Par Pepe Escobar – Le 30 avril 2015 – Source Asia Times
Pourquoi la guerre contre la terreur menée par les États-Unis est-elle une fraude ?
L’association Physicians for Social Responsibility, qui a reçu le prix Nobel de la paix en 1985, a publié un nouveau rapport cinglant qui révèle que plus de 1,3 millions de personnes ont été tuées pendant les dix premières années de la guerre mondiale contre le terrorisme (GWOT) en Irak, en Afghanistan et au Pakistan seulement. Ce qui était autrefois connu sous l’acronyme GWOT – ou, selon Dubya [Georges-W Bush, NdT], dans la guerre sur la terre – a été orwellianisé 1 par l’administration Obama sous le nom opérations de contingence outre-mer (OCO).
Il est crucial de noter que le rapport ne couvre même pas la piste de l’OCO [GWOT] en Libye, Syrie, Somalie et Yémen (une guerre gagnée par l’Otan / AFRICOM; une guerre civile en cours; et deux cibles de la funeste kill list d’Obama 2 ) En outre, les chiffres sur l’AfPak et l’Irak sont loin d’être à jour. Et l’estimation totale du nombre de victimes tuées est considérée comme conservatrice.
Le dossier montre que cette machine à tuer, l’OCO [GWOT] s’est déchaînée pendant près de quinze ans contre des zones entières de la planète – sans parler du gaspillage de milliards de dollars des contribuables américains – et n’a eu absolument aucun effet pour contenir le terrorisme. C’est plutôt le contraire ; Les lecteurs d’Asia Times connaissent ma définition de la GWOT : un cadeau éternel.
Et tout a commencé bien avant le 9/11 – et la consécration officielle de Dubya GWOT.

__________

### CONSIGNE A:
D'après le texte extrait sur la guerre contre le terrorisme, combien de personnes ont été tuées en Irak, en Afghanistan et au Pakistan pendant les dix premières années de la GWOT ?
### CONSIGNE B:
Rédigez la suite du texte extrait sur la guerre contre le terrorisme, à partir de sa dernière phrase.

__________

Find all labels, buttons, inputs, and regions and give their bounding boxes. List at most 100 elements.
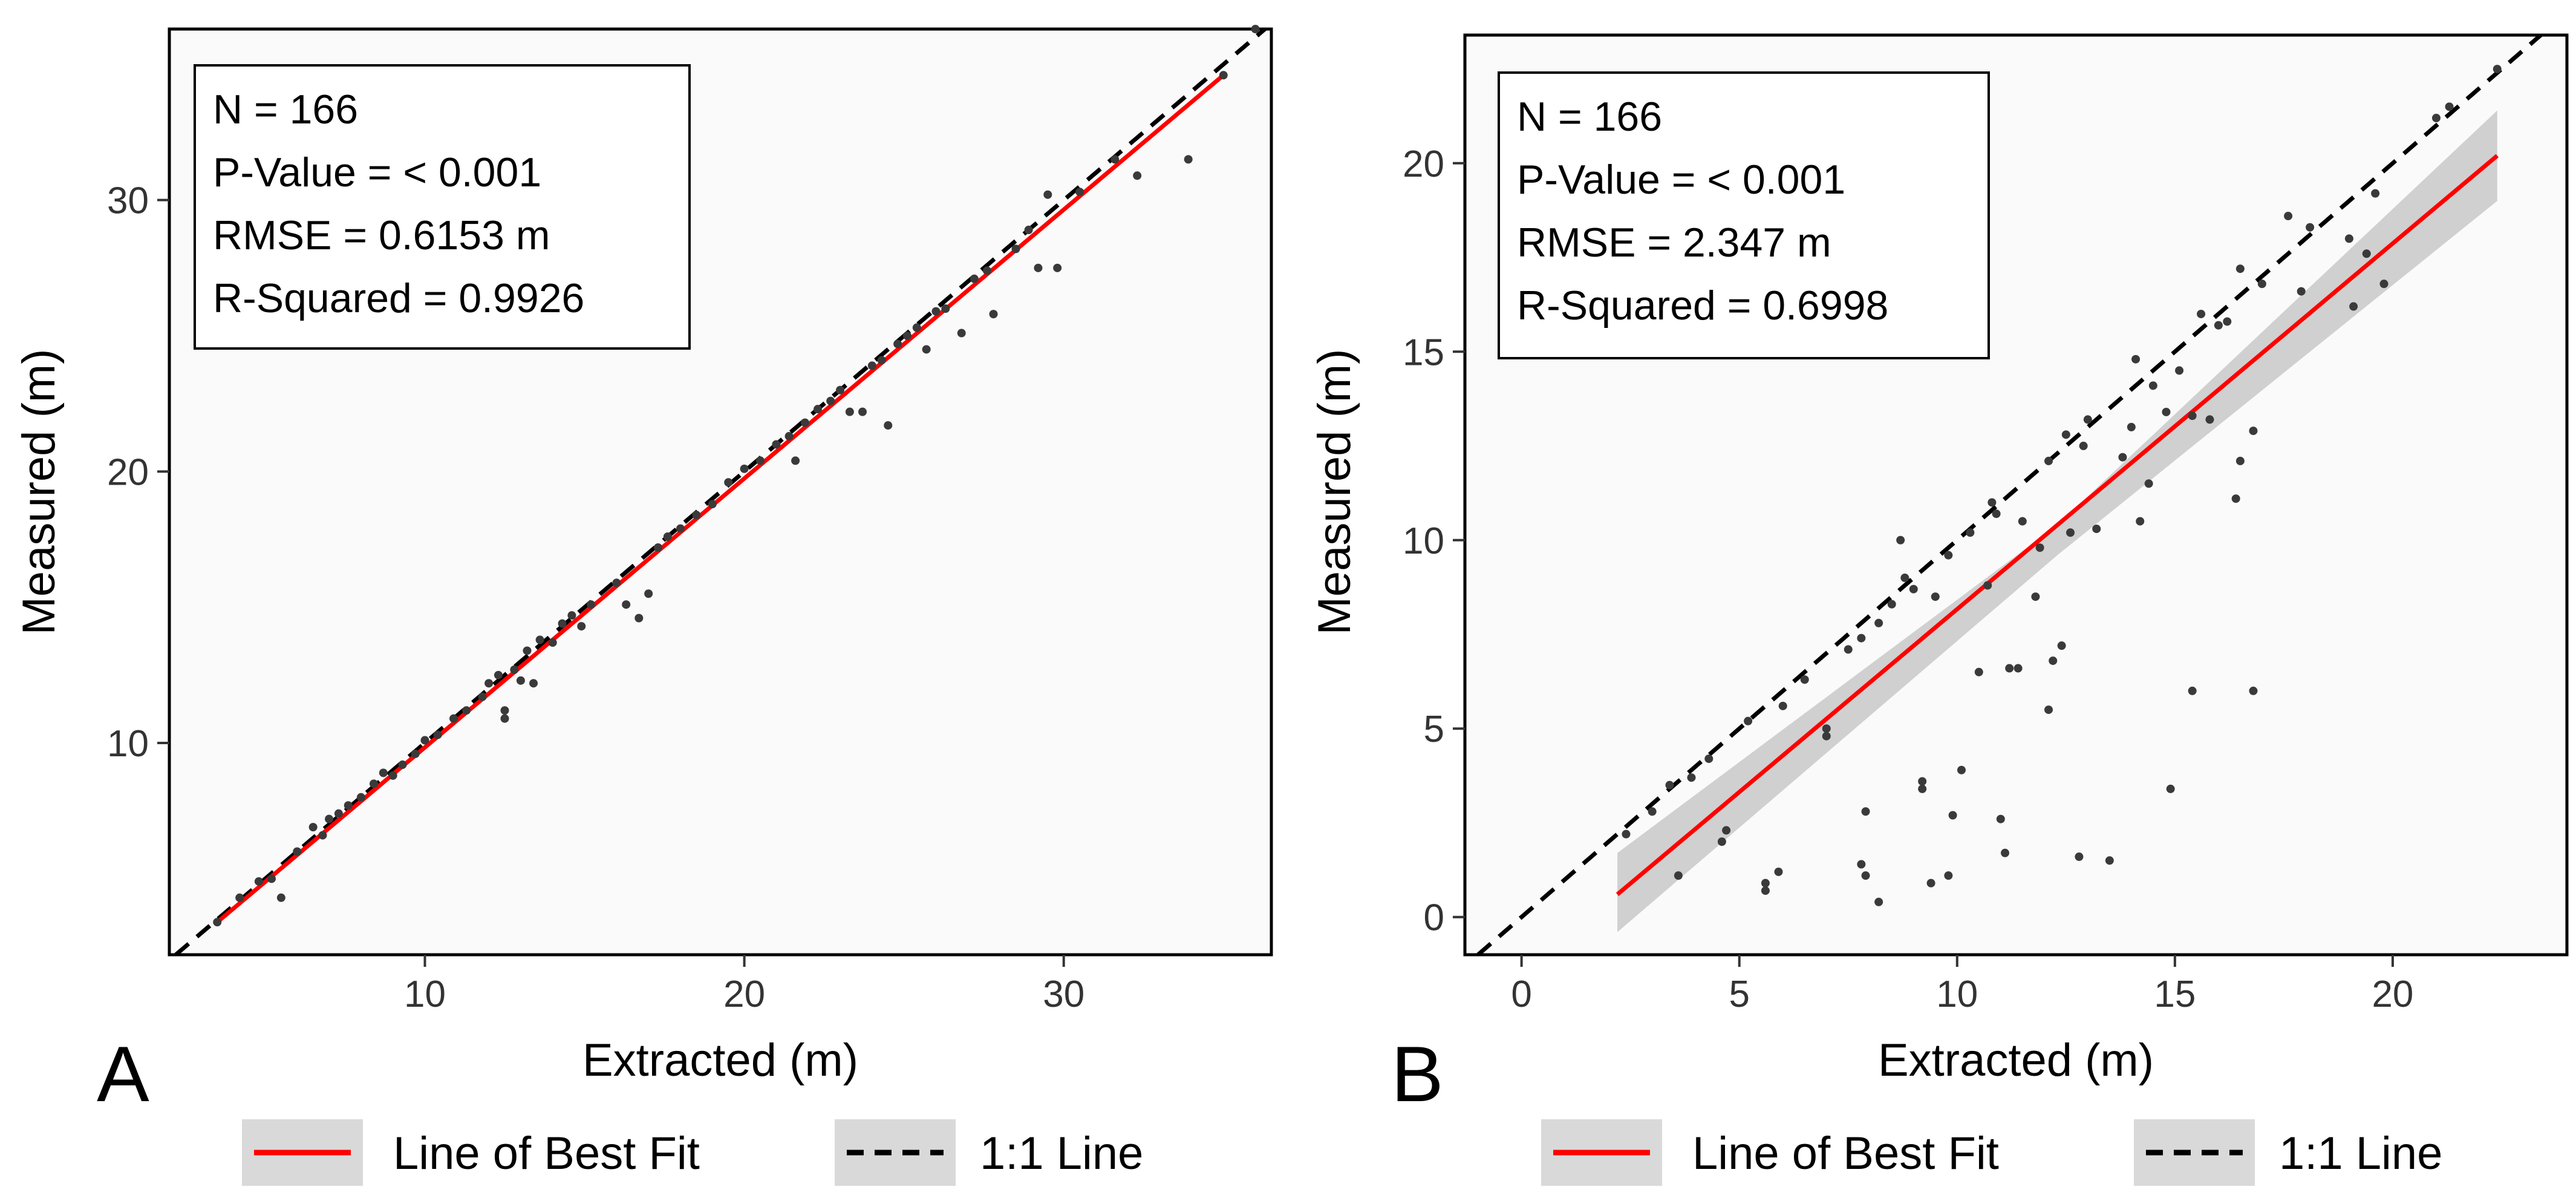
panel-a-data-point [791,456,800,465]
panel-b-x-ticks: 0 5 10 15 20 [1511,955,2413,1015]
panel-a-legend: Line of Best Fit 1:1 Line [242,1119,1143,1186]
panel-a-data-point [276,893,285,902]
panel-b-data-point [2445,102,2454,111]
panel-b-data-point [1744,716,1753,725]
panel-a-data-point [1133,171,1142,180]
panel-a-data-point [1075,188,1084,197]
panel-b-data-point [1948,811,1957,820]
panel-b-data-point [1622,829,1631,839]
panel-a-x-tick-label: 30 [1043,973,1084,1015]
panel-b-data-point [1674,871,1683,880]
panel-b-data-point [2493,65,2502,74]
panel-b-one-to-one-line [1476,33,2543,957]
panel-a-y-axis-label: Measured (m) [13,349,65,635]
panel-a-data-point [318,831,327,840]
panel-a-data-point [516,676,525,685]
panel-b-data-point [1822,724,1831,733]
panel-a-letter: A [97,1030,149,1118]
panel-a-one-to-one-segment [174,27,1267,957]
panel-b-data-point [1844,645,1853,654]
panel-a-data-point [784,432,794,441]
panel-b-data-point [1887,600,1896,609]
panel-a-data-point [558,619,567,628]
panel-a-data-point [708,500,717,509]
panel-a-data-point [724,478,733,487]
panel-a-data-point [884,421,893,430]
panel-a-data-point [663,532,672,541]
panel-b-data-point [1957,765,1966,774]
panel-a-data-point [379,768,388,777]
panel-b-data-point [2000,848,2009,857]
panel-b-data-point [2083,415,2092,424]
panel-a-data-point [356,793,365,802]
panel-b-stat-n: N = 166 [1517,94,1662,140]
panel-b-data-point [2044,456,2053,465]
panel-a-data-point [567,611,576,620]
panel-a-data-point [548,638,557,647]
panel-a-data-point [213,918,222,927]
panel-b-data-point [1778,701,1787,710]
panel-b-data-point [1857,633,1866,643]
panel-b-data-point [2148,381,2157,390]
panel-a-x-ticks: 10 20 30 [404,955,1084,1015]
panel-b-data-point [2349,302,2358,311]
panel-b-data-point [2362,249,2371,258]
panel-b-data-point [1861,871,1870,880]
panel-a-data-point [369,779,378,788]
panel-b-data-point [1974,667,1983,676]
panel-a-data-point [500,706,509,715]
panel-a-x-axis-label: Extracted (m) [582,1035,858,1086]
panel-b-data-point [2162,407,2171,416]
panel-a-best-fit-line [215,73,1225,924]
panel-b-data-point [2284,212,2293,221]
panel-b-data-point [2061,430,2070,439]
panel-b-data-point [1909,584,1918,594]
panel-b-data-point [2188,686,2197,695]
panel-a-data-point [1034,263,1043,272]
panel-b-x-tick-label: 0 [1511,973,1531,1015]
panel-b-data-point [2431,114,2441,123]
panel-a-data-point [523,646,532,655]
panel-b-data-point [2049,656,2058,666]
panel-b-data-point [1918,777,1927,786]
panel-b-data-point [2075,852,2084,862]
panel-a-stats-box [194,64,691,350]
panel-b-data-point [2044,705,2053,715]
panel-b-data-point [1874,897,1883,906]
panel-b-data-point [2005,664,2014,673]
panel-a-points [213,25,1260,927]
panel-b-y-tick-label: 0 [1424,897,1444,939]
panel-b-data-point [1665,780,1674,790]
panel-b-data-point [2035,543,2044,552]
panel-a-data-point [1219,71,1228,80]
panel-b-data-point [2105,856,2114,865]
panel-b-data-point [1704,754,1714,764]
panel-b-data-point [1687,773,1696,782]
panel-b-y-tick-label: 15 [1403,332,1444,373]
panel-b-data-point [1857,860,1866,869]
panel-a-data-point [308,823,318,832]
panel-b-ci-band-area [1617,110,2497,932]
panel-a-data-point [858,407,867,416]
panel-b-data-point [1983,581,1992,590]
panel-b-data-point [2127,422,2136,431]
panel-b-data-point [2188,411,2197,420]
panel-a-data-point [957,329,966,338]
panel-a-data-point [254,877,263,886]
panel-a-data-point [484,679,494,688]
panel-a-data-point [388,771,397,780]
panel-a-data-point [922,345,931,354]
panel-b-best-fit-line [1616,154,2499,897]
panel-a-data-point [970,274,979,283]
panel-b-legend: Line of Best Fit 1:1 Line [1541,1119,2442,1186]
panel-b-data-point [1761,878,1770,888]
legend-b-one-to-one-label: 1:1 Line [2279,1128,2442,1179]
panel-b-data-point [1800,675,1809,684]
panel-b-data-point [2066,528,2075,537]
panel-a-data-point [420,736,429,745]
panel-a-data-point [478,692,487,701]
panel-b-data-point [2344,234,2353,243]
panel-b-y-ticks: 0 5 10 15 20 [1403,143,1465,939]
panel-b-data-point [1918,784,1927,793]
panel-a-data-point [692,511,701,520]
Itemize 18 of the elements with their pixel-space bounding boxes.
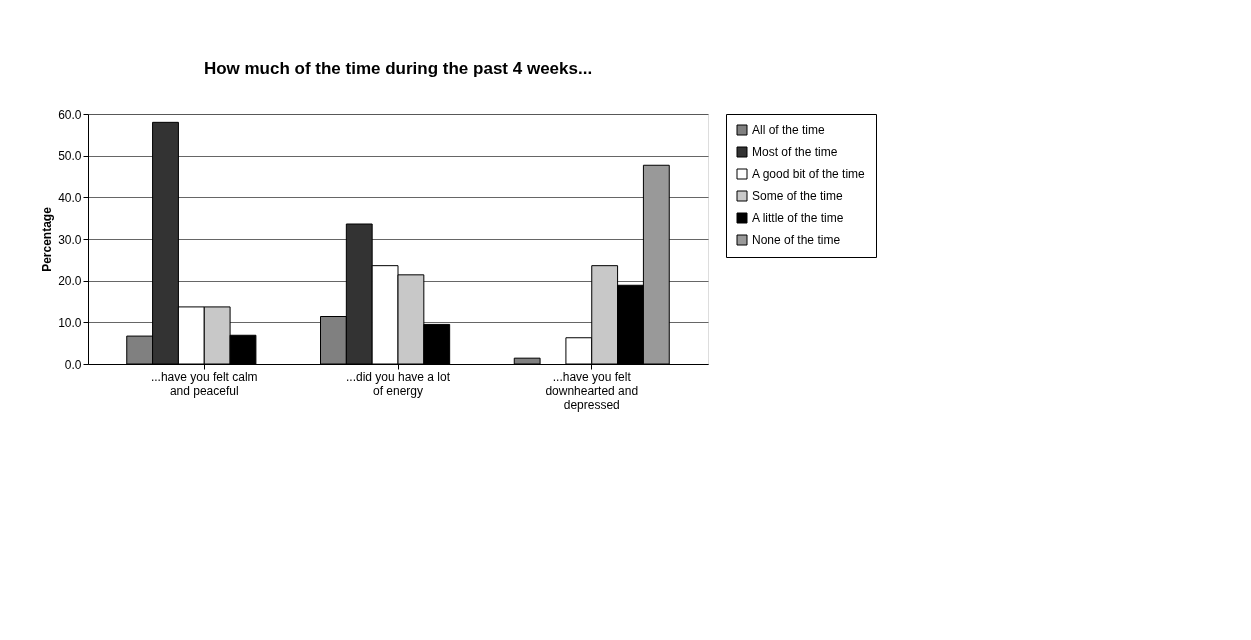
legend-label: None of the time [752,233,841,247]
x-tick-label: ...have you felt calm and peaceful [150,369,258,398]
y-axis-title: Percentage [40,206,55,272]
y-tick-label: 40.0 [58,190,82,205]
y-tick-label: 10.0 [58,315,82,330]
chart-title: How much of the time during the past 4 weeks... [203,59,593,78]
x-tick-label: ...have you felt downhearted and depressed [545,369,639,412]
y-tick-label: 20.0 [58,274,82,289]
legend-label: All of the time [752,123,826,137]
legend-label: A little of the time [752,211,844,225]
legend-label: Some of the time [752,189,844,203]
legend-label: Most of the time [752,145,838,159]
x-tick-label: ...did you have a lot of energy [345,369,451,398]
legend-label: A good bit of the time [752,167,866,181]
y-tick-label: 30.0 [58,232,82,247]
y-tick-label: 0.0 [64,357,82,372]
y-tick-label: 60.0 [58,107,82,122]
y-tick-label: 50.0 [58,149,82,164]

__________

### RÉPONSE ATTENDUE A:
Plus de 1,3 million de personnes.

### RÉPONSE ATTENDUE B:
Où est mon visa jihadiste?
Il suffit de lire le livre de Michael Springmann Visas pour al-Qaïda : les documents de la CIA qui ont secoué le monde. Springmann, un ancien fonctionnaire du Département d’État, pratique actuellement le droit dans le Beltway [centre nerveux du pouvoir à Washington, NdT]. Il tenait le poste crucial de chef de la section des visas du consulat américain à Djeddah, en Arabie saoudite, entre 1987 et 1989. Jusqu’à ce que, dans le cadre d’une histoire très compliquée, il perde son emploi et s’engage sur la route longue et sinueuse qui a fait de lui un lanceur d’alerte.
La révélation de Springmann que le consulat de Djeddah était une base de la CIA n’est pas une – que la libre circulation des visas était essentielle pour les soi-disant Afghans arabes qui ont été engagés dans les années 1980 dans le djihad contre l’ex-URSS.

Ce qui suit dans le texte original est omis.